Your goal:
Sort through the data and copy the lines holding the word "bottom".

Extracted records:
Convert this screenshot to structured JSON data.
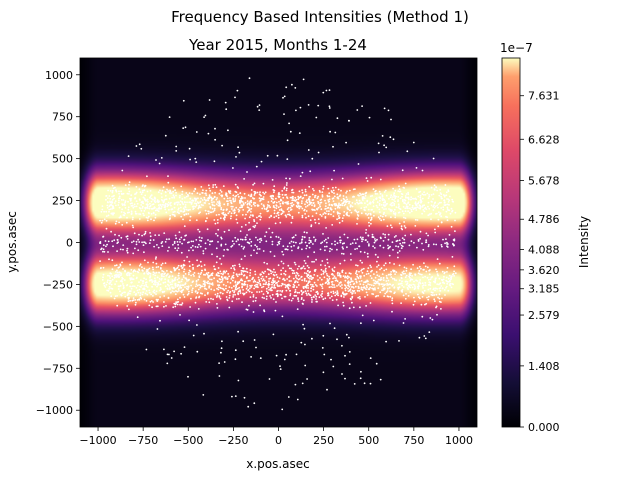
{
  "figure": {
    "suptitle": "Frequency Based Intensities (Method 1)"
  },
  "chart_data": {
    "type": "heatmap",
    "title": "Year 2015, Months 1-24",
    "xlabel": "x.pos.asec",
    "ylabel": "y.pos.asec",
    "xlim": [
      -1100,
      1100
    ],
    "ylim": [
      -1100,
      1100
    ],
    "x_ticks": [
      -1000,
      -750,
      -500,
      -250,
      0,
      250,
      500,
      750,
      1000
    ],
    "y_ticks": [
      -1000,
      -750,
      -500,
      -250,
      0,
      250,
      500,
      750,
      1000
    ],
    "grid": false,
    "colormap": "magma",
    "colorbar": {
      "label": "Intensity",
      "scale_text": "1e−7",
      "tick_labels": [
        "0.000",
        "1.408",
        "2.579",
        "3.185",
        "3.620",
        "4.088",
        "4.786",
        "5.678",
        "6.628",
        "7.631"
      ],
      "tick_values": [
        0.0,
        1.408,
        2.579,
        3.185,
        3.62,
        4.088,
        4.786,
        5.678,
        6.628,
        7.631
      ],
      "max": 8.5
    },
    "intensity_bands": [
      {
        "y": 240,
        "x_peak": 925,
        "peak": 8.0
      },
      {
        "y": 240,
        "x_peak": -925,
        "peak": 7.6
      },
      {
        "y": -250,
        "x_peak": -900,
        "peak": 7.3
      },
      {
        "y": -250,
        "x_peak": 900,
        "peak": 6.0
      }
    ],
    "scatter": {
      "color": "#ffffff",
      "description_points": "solar active-region positions, dense in latitude bands near y=+250 and y=-250, sparse elsewhere within disk radius ~1000"
    }
  }
}
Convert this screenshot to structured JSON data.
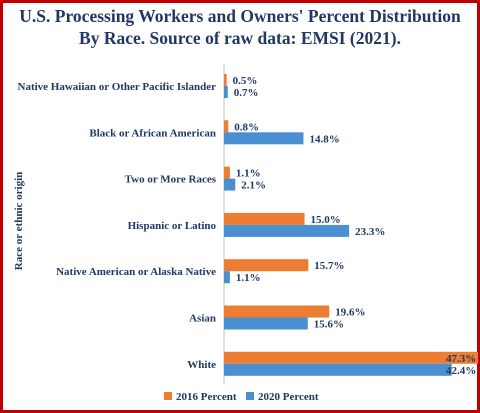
{
  "chart_data": {
    "type": "bar",
    "orientation": "horizontal",
    "title_line1": "U.S. Processing Workers and Owners' Percent Distribution",
    "title_line2": "By Race. Source of raw data: EMSI (2021).",
    "ylabel": "Race or ethnic origin",
    "xlabel": "",
    "categories": [
      "Native Hawaiian or Other Pacific Islander",
      "Black or African American",
      "Two or More Races",
      "Hispanic or Latino",
      "Native American or Alaska Native",
      "Asian",
      "White"
    ],
    "series": [
      {
        "name": "2016 Percent",
        "color": "#ed7d31",
        "values": [
          0.5,
          0.8,
          1.1,
          15.0,
          15.7,
          19.6,
          47.3
        ],
        "labels": [
          "0.5%",
          "0.8%",
          "1.1%",
          "15.0%",
          "15.7%",
          "19.6%",
          "47.3%"
        ]
      },
      {
        "name": "2020 Percent",
        "color": "#4a8fd0",
        "values": [
          0.7,
          14.8,
          2.1,
          23.3,
          1.1,
          15.6,
          42.4
        ],
        "labels": [
          "0.7%",
          "14.8%",
          "2.1%",
          "23.3%",
          "1.1%",
          "15.6%",
          "42.4%"
        ]
      }
    ],
    "xlim": [
      0,
      47.3
    ],
    "grid": false,
    "legend_position": "bottom",
    "border_color": "#c00000",
    "text_color": "#1f3864"
  }
}
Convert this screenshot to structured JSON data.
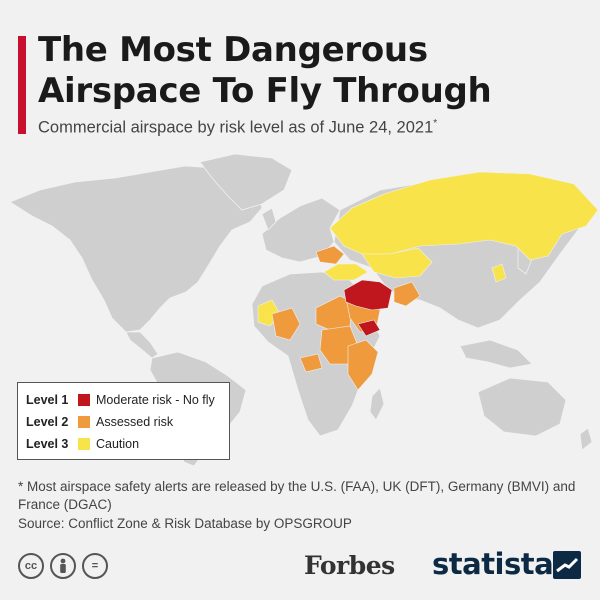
{
  "header": {
    "title": "The Most Dangerous Airspace To Fly Through",
    "subtitle": "Commercial airspace by risk level as of June 24, 2021",
    "subtitle_mark": "*"
  },
  "colors": {
    "accent": "#c8102e",
    "land": "#cfcfcf",
    "level1": "#c0161d",
    "level2": "#ef9a3c",
    "level3": "#f8e34a"
  },
  "legend": [
    {
      "level": "Level 1",
      "label": "Moderate risk - No fly",
      "color": "#c0161d"
    },
    {
      "level": "Level 2",
      "label": "Assessed risk",
      "color": "#ef9a3c"
    },
    {
      "level": "Level 3",
      "label": "Caution",
      "color": "#f8e34a"
    }
  ],
  "map_data": {
    "Level 1": [
      "Iran",
      "Syria",
      "Iraq",
      "Yemen"
    ],
    "Level 2": [
      "Ukraine (east)",
      "Libya",
      "Egypt (Sinai)",
      "Sudan",
      "South Sudan",
      "Ethiopia",
      "Somalia",
      "Mali",
      "Afghanistan",
      "Saudi Arabia",
      "Central African Republic"
    ],
    "Level 3": [
      "Russia",
      "Kazakhstan",
      "Turkmenistan",
      "North Korea",
      "Mauritania",
      "Western Sahara",
      "Greece",
      "Turkey"
    ]
  },
  "footnote": "* Most airspace safety alerts are released by the U.S. (FAA), UK (DFT), Germany (BMVI) and France (DGAC)",
  "source": "Source: Conflict Zone & Risk Database by OPSGROUP",
  "branding": {
    "forbes": "Forbes",
    "statista": "statista",
    "cc": [
      "cc",
      "by",
      "="
    ]
  }
}
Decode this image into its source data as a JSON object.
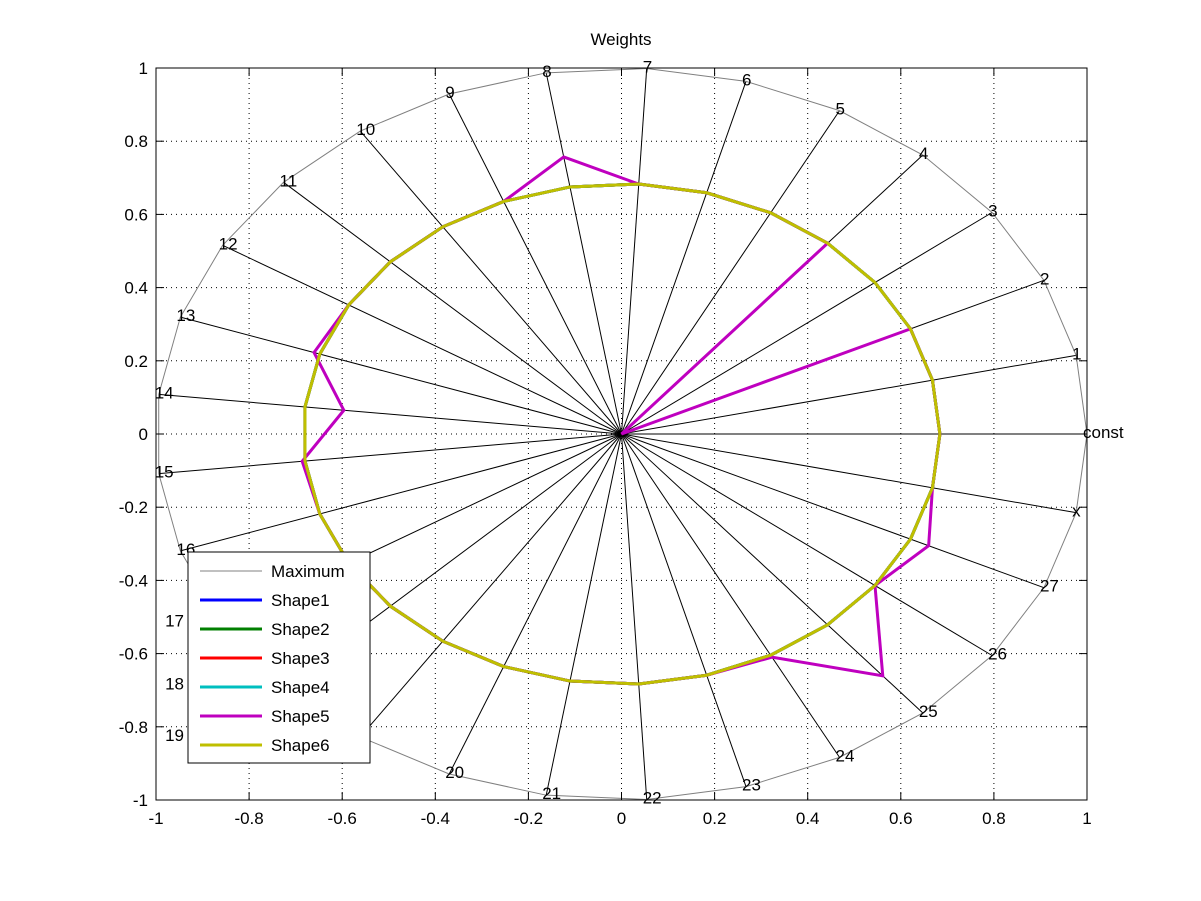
{
  "chart_data": {
    "type": "radar",
    "title": "Weights",
    "xlim": [
      -1,
      1
    ],
    "ylim": [
      -1,
      1
    ],
    "xticks": [
      "-1",
      "-0.8",
      "-0.6",
      "-0.4",
      "-0.2",
      "0",
      "0.2",
      "0.4",
      "0.6",
      "0.8",
      "1"
    ],
    "yticks": [
      "1",
      "0.8",
      "0.6",
      "0.4",
      "0.2",
      "0",
      "-0.2",
      "-0.4",
      "-0.6",
      "-0.8",
      "-1"
    ],
    "xtick_values": [
      -1,
      -0.8,
      -0.6,
      -0.4,
      -0.2,
      0,
      0.2,
      0.4,
      0.6,
      0.8,
      1
    ],
    "ytick_values": [
      1,
      0.8,
      0.6,
      0.4,
      0.2,
      0,
      -0.2,
      -0.4,
      -0.6,
      -0.8,
      -1
    ],
    "grid": true,
    "legend_placement": "bottom-left",
    "axes_labels": [
      "const",
      "1",
      "2",
      "3",
      "4",
      "5",
      "6",
      "7",
      "8",
      "9",
      "10",
      "11",
      "12",
      "13",
      "14",
      "15",
      "16",
      "17",
      "18",
      "19",
      "20",
      "21",
      "22",
      "23",
      "24",
      "25",
      "26",
      "27",
      "x"
    ],
    "series": [
      {
        "name": "Maximum",
        "color": "#808080",
        "values": [
          1,
          1,
          1,
          1,
          1,
          1,
          1,
          1,
          1,
          1,
          1,
          1,
          1,
          1,
          1,
          1,
          1,
          1,
          1,
          1,
          1,
          1,
          1,
          1,
          1,
          1,
          1,
          1,
          1
        ]
      },
      {
        "name": "Shape1",
        "color": "#0000ff",
        "values": [
          0.684,
          0.684,
          0.684,
          0.684,
          0.684,
          0.684,
          0.684,
          0.684,
          0.684,
          0.684,
          0.684,
          0.684,
          0.684,
          0.684,
          0.684,
          0.684,
          0.684,
          0.684,
          0.684,
          0.684,
          0.684,
          0.684,
          0.684,
          0.684,
          0.684,
          0.684,
          0.684,
          0.684,
          0.684
        ]
      },
      {
        "name": "Shape2",
        "color": "#007f00",
        "values": [
          0.684,
          0.684,
          0.684,
          0.684,
          0.684,
          0.684,
          0.684,
          0.684,
          0.684,
          0.684,
          0.684,
          0.684,
          0.684,
          0.684,
          0.684,
          0.684,
          0.684,
          0.684,
          0.684,
          0.684,
          0.684,
          0.684,
          0.684,
          0.684,
          0.684,
          0.684,
          0.684,
          0.684,
          0.684
        ]
      },
      {
        "name": "Shape3",
        "color": "#ff0000",
        "values": [
          0.684,
          0.684,
          0.684,
          0.684,
          0.684,
          0.684,
          0.684,
          0.684,
          0.684,
          0.684,
          0.684,
          0.684,
          0.684,
          0.684,
          0.684,
          0.684,
          0.684,
          0.684,
          0.684,
          0.684,
          0.684,
          0.684,
          0.684,
          0.684,
          0.684,
          0.684,
          0.684,
          0.684,
          0.684
        ]
      },
      {
        "name": "Shape4",
        "color": "#00bfbf",
        "values": [
          0.684,
          0.684,
          0.684,
          0.684,
          0.684,
          0.684,
          0.684,
          0.684,
          0.684,
          0.684,
          0.684,
          0.684,
          0.684,
          0.684,
          0.684,
          0.684,
          0.684,
          0.684,
          0.684,
          0.684,
          0.684,
          0.684,
          0.684,
          0.684,
          0.684,
          0.684,
          0.684,
          0.684,
          0.684
        ]
      },
      {
        "name": "Shape5",
        "color": "#bf00bf",
        "values": [
          0.684,
          0.684,
          0.684,
          0,
          0.684,
          0.684,
          0.684,
          0.684,
          0.767,
          0.684,
          0.684,
          0.684,
          0.684,
          0.697,
          0.6,
          0.69,
          0.684,
          0.684,
          0.684,
          0.684,
          0.684,
          0.684,
          0.684,
          0.684,
          0.69,
          0.867,
          0.684,
          0.727,
          0.684
        ]
      },
      {
        "name": "Shape6",
        "color": "#bfbf00",
        "values": [
          0.684,
          0.684,
          0.684,
          0.684,
          0.684,
          0.684,
          0.684,
          0.684,
          0.684,
          0.684,
          0.684,
          0.684,
          0.684,
          0.684,
          0.684,
          0.684,
          0.684,
          0.684,
          0.684,
          0.684,
          0.684,
          0.684,
          0.684,
          0.684,
          0.684,
          0.684,
          0.684,
          0.684,
          0.684
        ]
      }
    ]
  }
}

Answer to this problem:
    "legend_position": "bottom",
    "legend_placement": "bottom-left",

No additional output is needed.